### EXERCISE REQUIREMENTS
• A. In the memorandum of association provisions, what payments may the Society make to a member of its Council or Governing Body?
• B. Summarize the memorandum of association provisions in two sentences.

### PASSAGE PROVIDED
+++++

Provided that the Society shall not support with its funds any activity or endeavour to impose on or procure to be observed by its members or others any regulations or restrictions which if any object of the Society would make it a trade union within the meaning of the Trade Unions Act.

2. The income and property of the Society whensoever, derived, shall be applied solely towards the promotion of the object of the Society as set forth in the Memorandum of Association, and no portion thereof shall be paid or  transferred, directly or indirectly by way of dividend, bonus or otherwise to members of the Society.

3. Provided that nothing herein contained shall prevent the payment in good faith or remuneration to any officers or servants of the Society or to any member of the Society in return for any services actually rendered to the Society or for goods supplied in the ordinary and usual way of business nor prevent the payment of interest at a rate not exceeding the rate for the time being fixed for the purpose of this paragraph by the Articles of Association on money borrowed from any members of the Society or reasonable and proper rent for premises demised or let by any member of the Society but so that no member of the Council or Governing Body of the Society shall be appointed to any salaried office of the Society or any office of the Society paid by fees and that no remuneration or other benefit in money or money's worth shall be paid or given by the Society to any member of such Council or Governing Body except repayment of out-of-pocket expenses and interest at the rate aforesaid on money lent or reasonable and proper rent for premises demised or let to the Society.

4. On addition, alteration or amendment shall be made to or in the Memorandum of Articles of Association for the time being in force, unless the same shall have been previously submitted to and approved by the National Companies and Securities Commission (hereinafter called 'the Commission').

5. The third, fourth and ninth paragraphs this Memorandum of Association contain conditions upon which a licence is granted by the Commission to the Society.  For the purpose of preventing any evasion of the provisions of the said paragraphs the Commission may from time to time on the application of any member of the Society and on giving notice to the Society of its intention so to do and after affording the Society an opportunity of being heard in opposition thereto, within such time as may be specified in such notice, impose further conditions which shall be duly observed by the Society.

+++++

### PROVIDED INFORMATION
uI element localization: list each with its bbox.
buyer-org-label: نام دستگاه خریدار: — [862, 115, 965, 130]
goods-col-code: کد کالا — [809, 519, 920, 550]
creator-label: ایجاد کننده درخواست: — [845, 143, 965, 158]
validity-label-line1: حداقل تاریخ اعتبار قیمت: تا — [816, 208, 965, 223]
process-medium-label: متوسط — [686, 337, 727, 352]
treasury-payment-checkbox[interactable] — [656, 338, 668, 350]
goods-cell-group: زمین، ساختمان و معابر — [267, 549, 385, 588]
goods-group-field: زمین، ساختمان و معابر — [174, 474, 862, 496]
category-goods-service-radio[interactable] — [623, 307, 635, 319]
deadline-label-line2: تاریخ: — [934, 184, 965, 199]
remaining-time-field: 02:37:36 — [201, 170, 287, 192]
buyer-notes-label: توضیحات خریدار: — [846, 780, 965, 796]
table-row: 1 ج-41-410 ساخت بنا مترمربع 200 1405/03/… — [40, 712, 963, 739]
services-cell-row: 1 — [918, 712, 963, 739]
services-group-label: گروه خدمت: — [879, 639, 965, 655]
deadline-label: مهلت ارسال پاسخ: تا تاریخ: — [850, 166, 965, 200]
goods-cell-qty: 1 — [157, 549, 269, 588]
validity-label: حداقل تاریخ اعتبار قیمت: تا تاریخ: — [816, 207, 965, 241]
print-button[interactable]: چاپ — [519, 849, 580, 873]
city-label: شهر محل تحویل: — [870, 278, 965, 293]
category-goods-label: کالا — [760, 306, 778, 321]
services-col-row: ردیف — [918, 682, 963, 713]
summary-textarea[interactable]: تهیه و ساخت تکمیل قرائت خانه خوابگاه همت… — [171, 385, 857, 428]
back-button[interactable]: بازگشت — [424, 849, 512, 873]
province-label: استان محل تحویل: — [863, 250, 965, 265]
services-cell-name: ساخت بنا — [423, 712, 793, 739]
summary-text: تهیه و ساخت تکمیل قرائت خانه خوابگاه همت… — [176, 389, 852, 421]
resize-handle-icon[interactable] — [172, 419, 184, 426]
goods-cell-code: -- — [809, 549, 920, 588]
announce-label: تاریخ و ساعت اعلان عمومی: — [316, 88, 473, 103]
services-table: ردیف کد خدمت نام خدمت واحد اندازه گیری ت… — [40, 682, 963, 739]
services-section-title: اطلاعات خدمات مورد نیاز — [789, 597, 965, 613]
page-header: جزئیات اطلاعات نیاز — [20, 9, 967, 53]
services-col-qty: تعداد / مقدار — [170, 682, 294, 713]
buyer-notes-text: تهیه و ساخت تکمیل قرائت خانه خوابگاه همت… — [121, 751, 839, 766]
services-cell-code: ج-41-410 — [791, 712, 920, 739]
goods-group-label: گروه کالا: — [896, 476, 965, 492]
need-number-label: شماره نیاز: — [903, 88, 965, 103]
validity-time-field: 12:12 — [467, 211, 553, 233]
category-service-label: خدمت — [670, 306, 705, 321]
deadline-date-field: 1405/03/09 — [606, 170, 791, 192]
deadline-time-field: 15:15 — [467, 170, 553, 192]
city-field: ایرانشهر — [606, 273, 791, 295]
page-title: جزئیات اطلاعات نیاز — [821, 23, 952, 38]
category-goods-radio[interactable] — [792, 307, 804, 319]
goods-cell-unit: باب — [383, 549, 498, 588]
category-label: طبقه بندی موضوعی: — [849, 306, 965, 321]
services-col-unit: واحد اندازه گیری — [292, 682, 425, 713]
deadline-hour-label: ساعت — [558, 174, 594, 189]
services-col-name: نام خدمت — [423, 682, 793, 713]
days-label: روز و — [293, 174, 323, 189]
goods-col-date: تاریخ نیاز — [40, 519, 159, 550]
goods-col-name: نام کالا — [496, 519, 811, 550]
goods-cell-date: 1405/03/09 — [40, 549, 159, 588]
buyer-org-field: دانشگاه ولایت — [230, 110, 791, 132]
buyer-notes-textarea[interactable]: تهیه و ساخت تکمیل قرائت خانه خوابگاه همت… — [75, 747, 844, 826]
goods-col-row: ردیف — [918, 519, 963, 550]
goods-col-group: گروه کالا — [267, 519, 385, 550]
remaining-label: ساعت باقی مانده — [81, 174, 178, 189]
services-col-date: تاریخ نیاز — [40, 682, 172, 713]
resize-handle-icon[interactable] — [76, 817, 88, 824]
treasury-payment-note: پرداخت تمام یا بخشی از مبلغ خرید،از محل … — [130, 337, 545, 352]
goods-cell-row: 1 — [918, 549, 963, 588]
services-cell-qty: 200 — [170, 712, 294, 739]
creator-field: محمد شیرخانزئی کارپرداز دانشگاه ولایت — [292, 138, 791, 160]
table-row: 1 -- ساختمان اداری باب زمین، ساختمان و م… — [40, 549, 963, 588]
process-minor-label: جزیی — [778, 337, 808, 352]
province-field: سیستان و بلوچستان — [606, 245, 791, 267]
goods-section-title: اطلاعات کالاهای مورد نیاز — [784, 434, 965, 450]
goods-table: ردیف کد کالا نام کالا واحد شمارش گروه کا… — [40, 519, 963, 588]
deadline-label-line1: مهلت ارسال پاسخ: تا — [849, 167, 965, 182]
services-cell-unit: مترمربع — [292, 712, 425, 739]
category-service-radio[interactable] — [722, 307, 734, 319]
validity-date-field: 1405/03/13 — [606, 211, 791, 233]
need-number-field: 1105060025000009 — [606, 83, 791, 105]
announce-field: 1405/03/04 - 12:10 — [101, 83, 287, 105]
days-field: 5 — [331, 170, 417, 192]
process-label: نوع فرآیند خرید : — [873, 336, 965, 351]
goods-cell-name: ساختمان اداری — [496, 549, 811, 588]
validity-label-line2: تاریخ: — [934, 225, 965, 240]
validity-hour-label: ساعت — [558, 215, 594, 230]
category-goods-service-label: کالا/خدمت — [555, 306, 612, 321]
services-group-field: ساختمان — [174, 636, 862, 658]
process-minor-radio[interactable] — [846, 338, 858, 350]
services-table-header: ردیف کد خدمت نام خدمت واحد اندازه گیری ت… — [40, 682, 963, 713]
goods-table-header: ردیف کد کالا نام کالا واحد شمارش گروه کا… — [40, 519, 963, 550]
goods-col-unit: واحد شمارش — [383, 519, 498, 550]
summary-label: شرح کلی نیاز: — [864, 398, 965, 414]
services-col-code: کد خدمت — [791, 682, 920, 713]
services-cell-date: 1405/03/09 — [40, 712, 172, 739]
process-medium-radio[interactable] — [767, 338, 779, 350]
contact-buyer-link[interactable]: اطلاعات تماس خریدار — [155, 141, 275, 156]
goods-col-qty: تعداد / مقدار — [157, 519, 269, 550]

+++++

### SOLUTION SET
• A. Repayment of out-of-pocket expenses, interest at the fixed rate on money lent, and reasonable and proper rent for premises let to the Society.

• B. The Society's income and property must go only toward its stated object, with none of it paid to members as dividends, bonuses or otherwise, although good-faith payment for actual services, supplied goods, capped interest on loans and proper rent is still allowed. Members of its Council or Governing Body may not hold paid offices or receive benefits beyond expenses, interest and rent, and the Commission may impose further conditions to prevent evasion of the paragraphs on which the Society's licence depends.